[EXERCISE REQUIREMENTS]: Scan the data below for the string "name". Copy every line where it appears.

——

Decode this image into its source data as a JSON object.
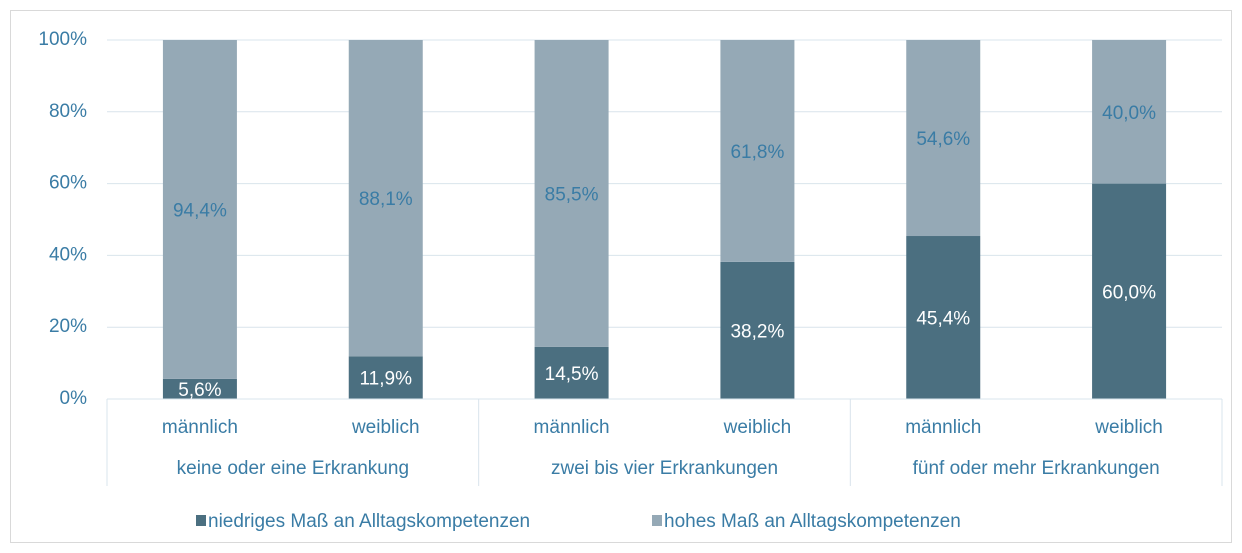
{
  "chart_data": {
    "type": "stacked_bar",
    "categories": [
      "männlich",
      "weiblich",
      "männlich",
      "weiblich",
      "männlich",
      "weiblich"
    ],
    "groups": [
      "keine oder eine Erkrankung",
      "zwei bis vier Erkrankungen",
      "fünf oder mehr Erkrankungen"
    ],
    "series": [
      {
        "name": "niedriges Maß an Alltagskompetenzen",
        "color": "#4b6f80",
        "values": [
          5.6,
          11.9,
          14.5,
          38.2,
          45.4,
          60.0
        ],
        "value_labels": [
          "5,6%",
          "11,9%",
          "14,5%",
          "38,2%",
          "45,4%",
          "60,0%"
        ]
      },
      {
        "name": "hohes Maß an Alltagskompetenzen",
        "color": "#95a9b6",
        "values": [
          94.4,
          88.1,
          85.5,
          61.8,
          54.6,
          40.0
        ],
        "value_labels": [
          "94,4%",
          "88,1%",
          "85,5%",
          "61,8%",
          "54,6%",
          "40,0%"
        ]
      }
    ],
    "ylim": [
      0,
      100
    ],
    "yticks": [
      {
        "value": 0,
        "label": "0%"
      },
      {
        "value": 20,
        "label": "20%"
      },
      {
        "value": 40,
        "label": "40%"
      },
      {
        "value": 60,
        "label": "60%"
      },
      {
        "value": 80,
        "label": "80%"
      },
      {
        "value": 100,
        "label": "100%"
      }
    ],
    "grid": true,
    "legend": "bottom"
  }
}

——

[FINISHED EXERCISE]:
        "name": "niedriges Maß an Alltagskompetenzen",
        "name": "hohes Maß an Alltagskompetenzen",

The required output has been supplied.